- _WHAT THE TASK REQUIRES_:
Below are the records; pull every line that includes "assemblies".

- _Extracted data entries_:
☆ ☆ ☆

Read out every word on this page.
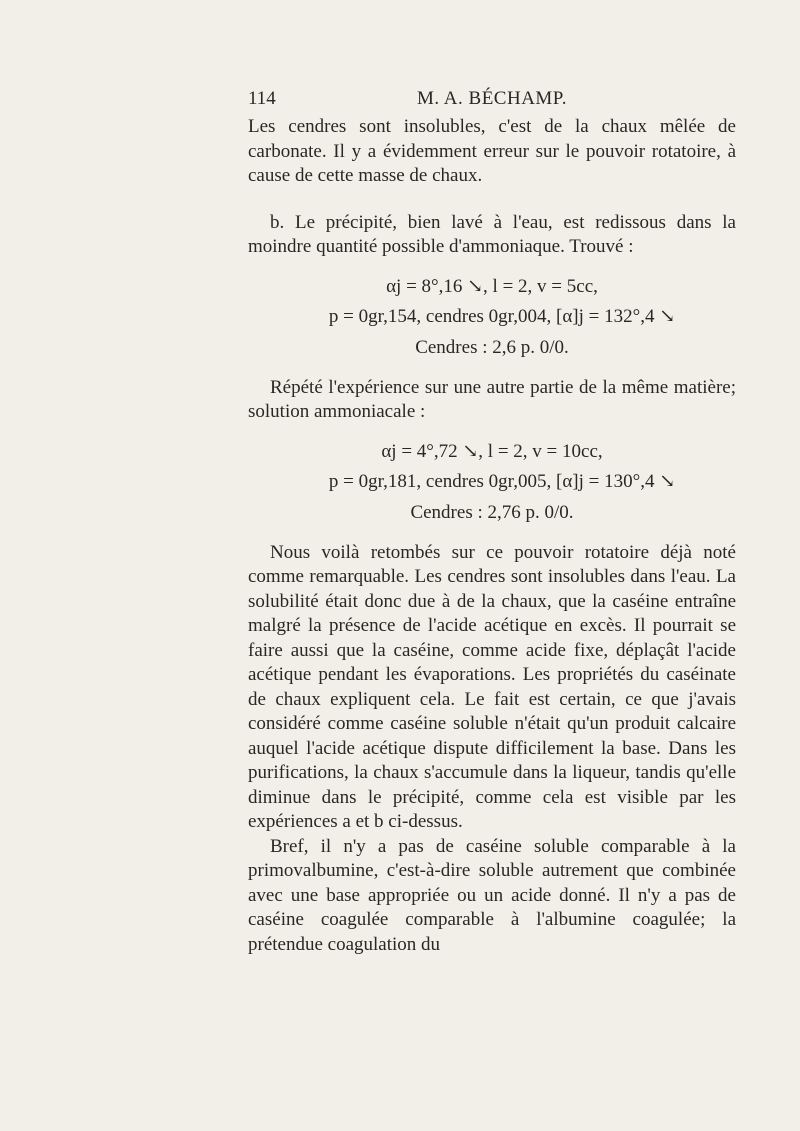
114	M. A. BÉCHAMP.

Les cendres sont insolubles, c'est de la chaux mêlée de carbonate. Il y a évidemment erreur sur le pouvoir rotatoire, à cause de cette masse de chaux.

b. Le précipité, bien lavé à l'eau, est redissous dans la moindre quantité possible d'ammoniaque. Trouvé :

αj = 8°,16 ↘, l = 2, v = 5cc,
p = 0gr,154, cendres 0gr,004, [α]j = 132°,4 ↘
Cendres : 2,6 p. 0/0.

Répété l'expérience sur une autre partie de la même matière; solution ammoniacale :

αj = 4°,72 ↘, l = 2, v = 10cc,
p = 0gr,181, cendres 0gr,005, [α]j = 130°,4 ↘
Cendres : 2,76 p. 0/0.

Nous voilà retombés sur ce pouvoir rotatoire déjà noté comme remarquable. Les cendres sont insolubles dans l'eau. La solubilité était donc due à de la chaux, que la caséine entraîne malgré la présence de l'acide acétique en excès. Il pourrait se faire aussi que la caséine, comme acide fixe, déplaçât l'acide acétique pendant les évaporations. Les propriétés du caséinate de chaux expliquent cela. Le fait est certain, ce que j'avais considéré comme caséine soluble n'était qu'un produit calcaire auquel l'acide acétique dispute difficilement la base. Dans les purifications, la chaux s'accumule dans la liqueur, tandis qu'elle diminue dans le précipité, comme cela est visible par les expériences a et b ci-dessus.

Bref, il n'y a pas de caséine soluble comparable à la primovalbumine, c'est-à-dire soluble autrement que combinée avec une base appropriée ou un acide donné. Il n'y a pas de caséine coagulée comparable à l'albumine coagulée; la prétendue coagulation du
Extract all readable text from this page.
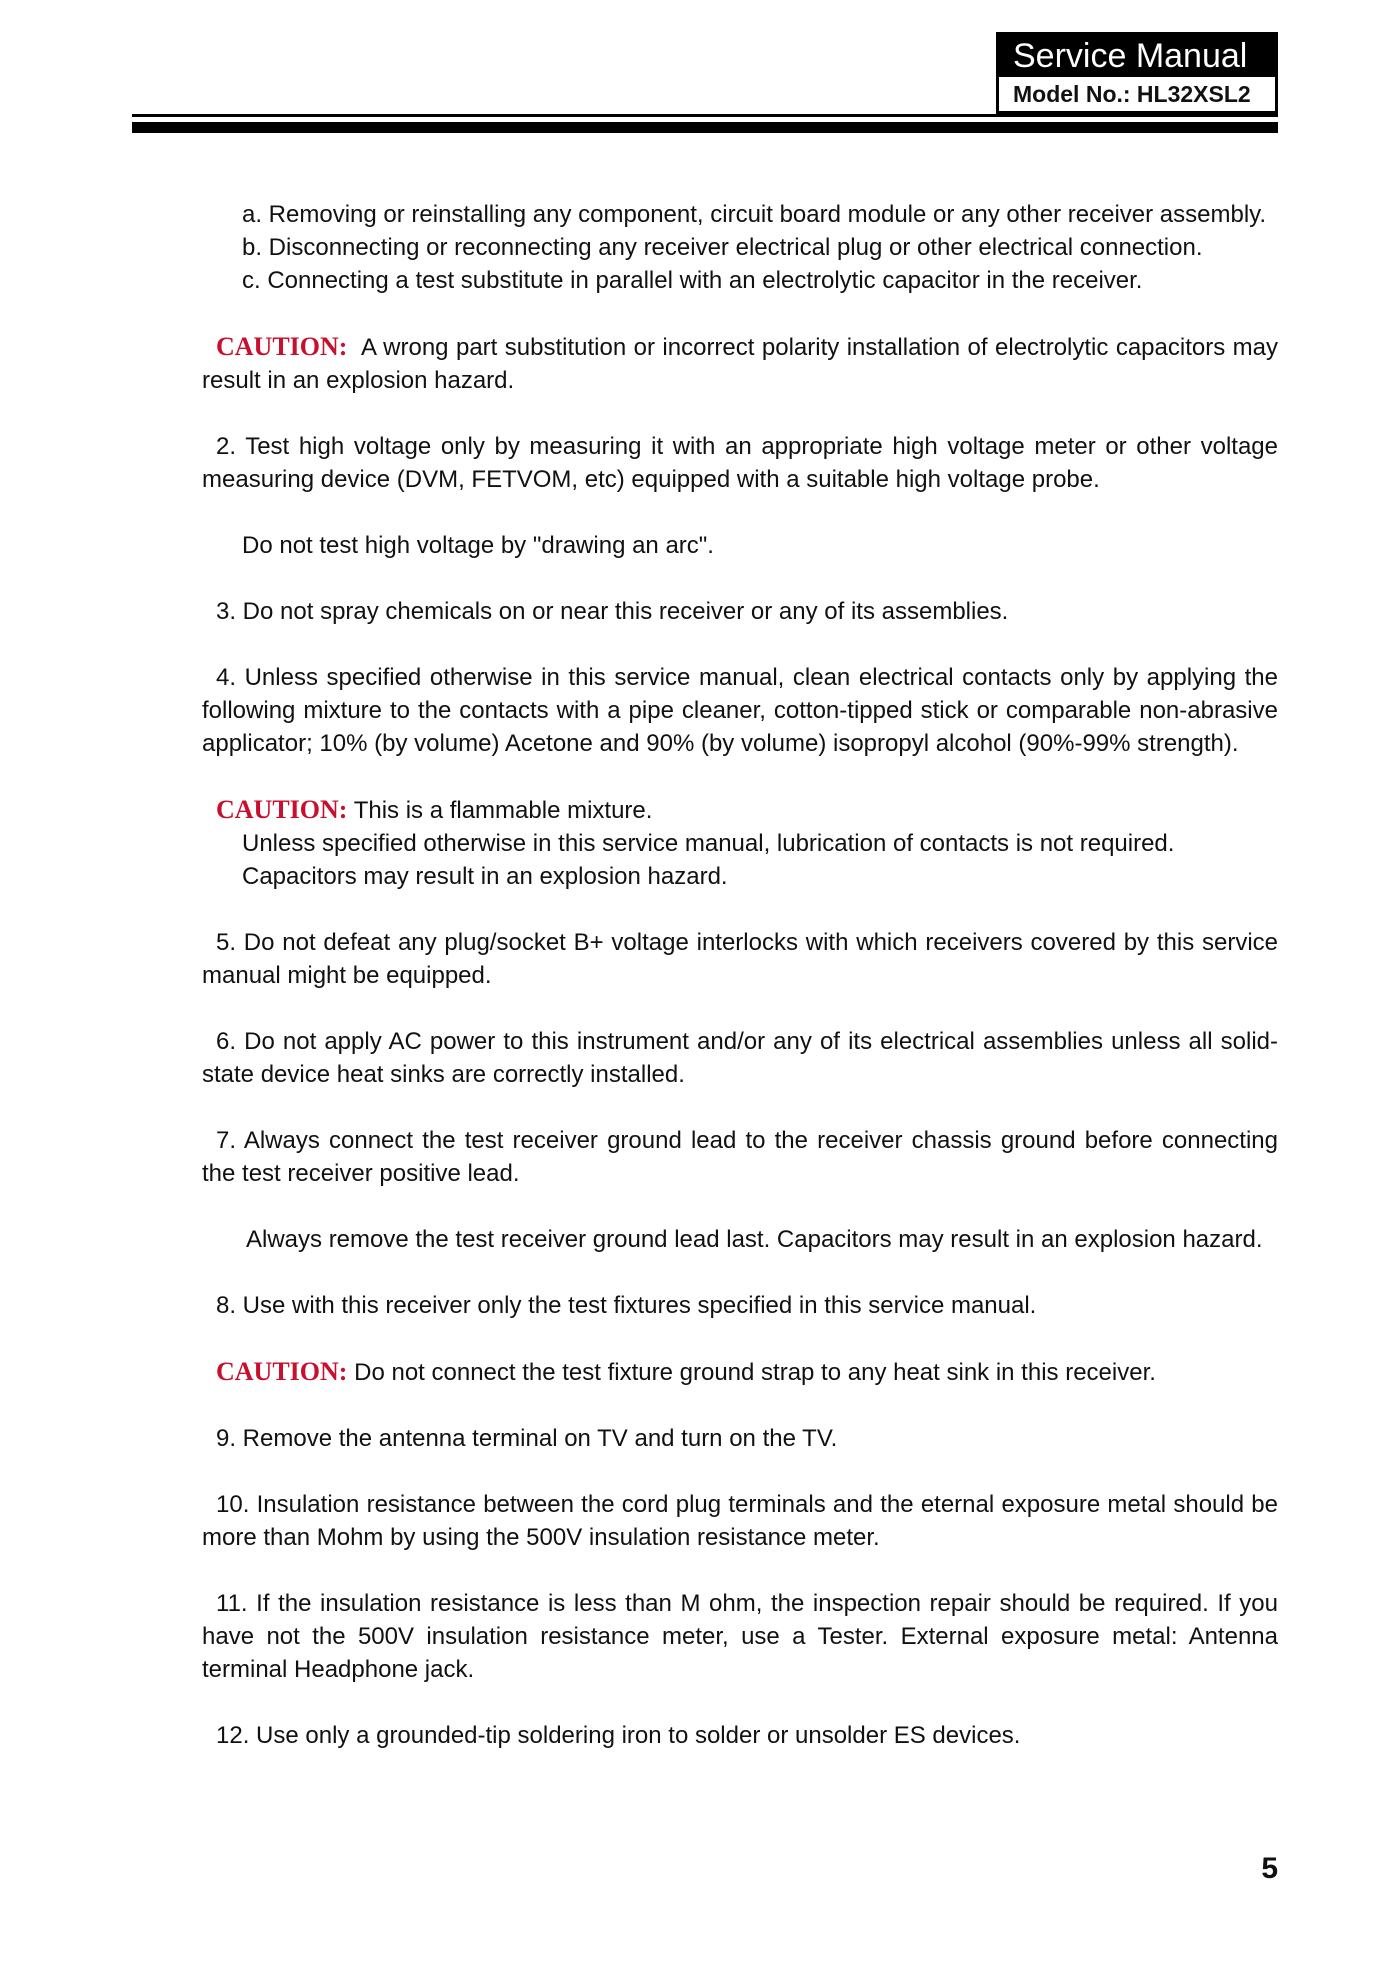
Service Manual
Model No.: HL32XSL2

a. Removing or reinstalling any component, circuit board module or any other receiver assembly.

b. Disconnecting or reconnecting any receiver electrical plug or other electrical connection.

c. Connecting a test substitute in parallel with an electrolytic capacitor in the receiver.

CAUTION: A wrong part substitution or incorrect polarity installation of electrolytic capacitors may result in an explosion hazard.

2. Test high voltage only by measuring it with an appropriate high voltage meter or other voltage measuring device (DVM, FETVOM, etc) equipped with a suitable high voltage probe.

Do not test high voltage by "drawing an arc".

3. Do not spray chemicals on or near this receiver or any of its assemblies.

4. Unless specified otherwise in this service manual, clean electrical contacts only by applying the following mixture to the contacts with a pipe cleaner, cotton-tipped stick or comparable non-abrasive applicator; 10% (by volume) Acetone and 90% (by volume) isopropyl alcohol (90%-99% strength).

CAUTION: This is a flammable mixture.

Unless specified otherwise in this service manual, lubrication of contacts is not required.

Capacitors may result in an explosion hazard.

5. Do not defeat any plug/socket B+ voltage interlocks with which receivers covered by this service manual might be equipped.

6. Do not apply AC power to this instrument and/or any of its electrical assemblies unless all solid-state device heat sinks are correctly installed.

7. Always connect the test receiver ground lead to the receiver chassis ground before connecting the test receiver positive lead.

Always remove the test receiver ground lead last. Capacitors may result in an explosion hazard.

8. Use with this receiver only the test fixtures specified in this service manual.

CAUTION: Do not connect the test fixture ground strap to any heat sink in this receiver.

9. Remove the antenna terminal on TV and turn on the TV.

10. Insulation resistance between the cord plug terminals and the eternal exposure metal should be more than Mohm by using the 500V insulation resistance meter.

11. If the insulation resistance is less than M ohm, the inspection repair should be required. If you have not the 500V insulation resistance meter, use a Tester. External exposure metal: Antenna terminal Headphone jack.

12. Use only a grounded-tip soldering iron to solder or unsolder ES devices.

5
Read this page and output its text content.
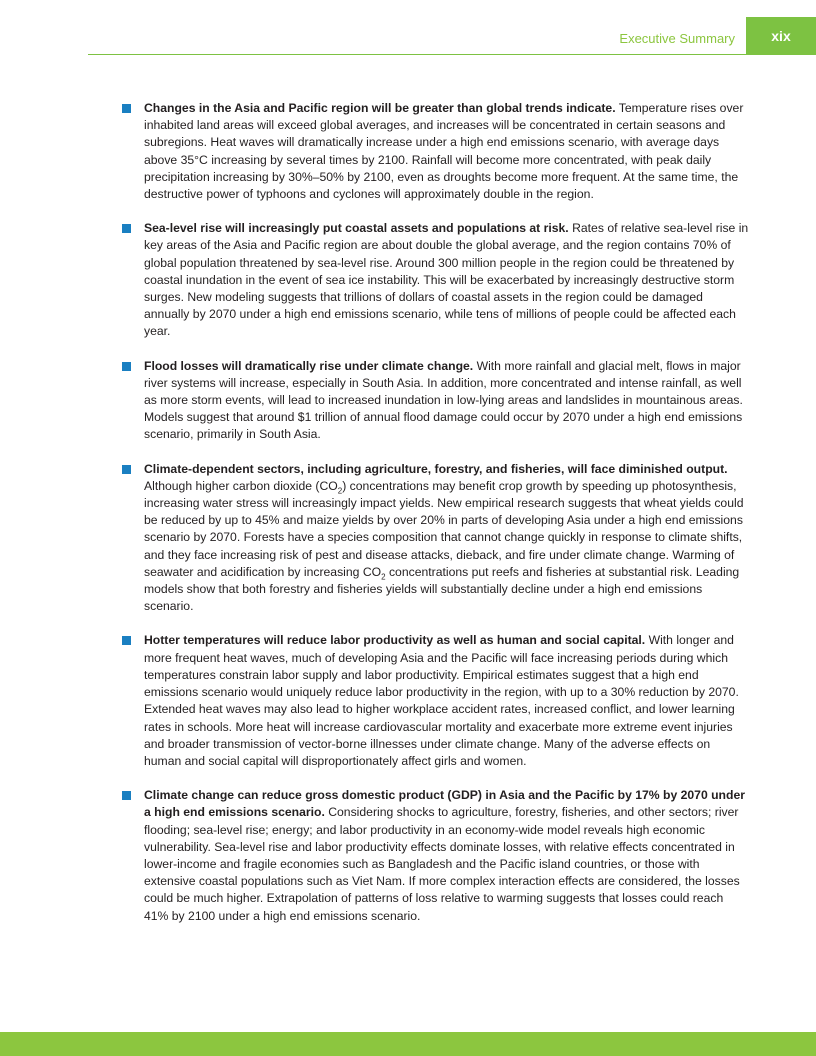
Executive Summary	xix
Changes in the Asia and Pacific region will be greater than global trends indicate. Temperature rises over inhabited land areas will exceed global averages, and increases will be concentrated in certain seasons and subregions. Heat waves will dramatically increase under a high end emissions scenario, with average days above 35°C increasing by several times by 2100. Rainfall will become more concentrated, with peak daily precipitation increasing by 30%–50% by 2100, even as droughts become more frequent. At the same time, the destructive power of typhoons and cyclones will approximately double in the region.
Sea-level rise will increasingly put coastal assets and populations at risk. Rates of relative sea-level rise in key areas of the Asia and Pacific region are about double the global average, and the region contains 70% of global population threatened by sea-level rise. Around 300 million people in the region could be threatened by coastal inundation in the event of sea ice instability. This will be exacerbated by increasingly destructive storm surges. New modeling suggests that trillions of dollars of coastal assets in the region could be damaged annually by 2070 under a high end emissions scenario, while tens of millions of people could be affected each year.
Flood losses will dramatically rise under climate change. With more rainfall and glacial melt, flows in major river systems will increase, especially in South Asia. In addition, more concentrated and intense rainfall, as well as more storm events, will lead to increased inundation in low-lying areas and landslides in mountainous areas. Models suggest that around $1 trillion of annual flood damage could occur by 2070 under a high end emissions scenario, primarily in South Asia.
Climate-dependent sectors, including agriculture, forestry, and fisheries, will face diminished output. Although higher carbon dioxide $(CO_2)$ concentrations may benefit crop growth by speeding up photosynthesis, increasing water stress will increasingly impact yields. New empirical research suggests that wheat yields could be reduced by up to 45% and maize yields by over 20% in parts of developing Asia under a high end emissions scenario by 2070. Forests have a species composition that cannot change quickly in response to climate shifts, and they face increasing risk of pest and disease attacks, dieback, and fire under climate change. Warming of seawater and acidification by increasing $CO_2$ concentrations put reefs and fisheries at substantial risk. Leading models show that both forestry and fisheries yields will substantially decline under a high end emissions scenario.
Hotter temperatures will reduce labor productivity as well as human and social capital. With longer and more frequent heat waves, much of developing Asia and the Pacific will face increasing periods during which temperatures constrain labor supply and labor productivity. Empirical estimates suggest that a high end emissions scenario would uniquely reduce labor productivity in the region, with up to a 30% reduction by 2070. Extended heat waves may also lead to higher workplace accident rates, increased conflict, and lower learning rates in schools. More heat will increase cardiovascular mortality and exacerbate more extreme event injuries and broader transmission of vector-borne illnesses under climate change. Many of the adverse effects on human and social capital will disproportionately affect girls and women.
Climate change can reduce gross domestic product (GDP) in Asia and the Pacific by 17% by 2070 under a high end emissions scenario. Considering shocks to agriculture, forestry, fisheries, and other sectors; river flooding; sea-level rise; energy; and labor productivity in an economy-wide model reveals high economic vulnerability. Sea-level rise and labor productivity effects dominate losses, with relative effects concentrated in lower-income and fragile economies such as Bangladesh and the Pacific island countries, or those with extensive coastal populations such as Viet Nam. If more complex interaction effects are considered, the losses could be much higher. Extrapolation of patterns of loss relative to warming suggests that losses could reach 41% by 2100 under a high end emissions scenario.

☆ ☆ ☆

- _REPLY TO THE EXERCISE_:
3. Do not spray chemicals on or near this receiver or any of its assemblies.
6. Do not apply AC power to this instrument and/or any of its electrical assemblies unless all solid-state device heat sinks are correctly installed.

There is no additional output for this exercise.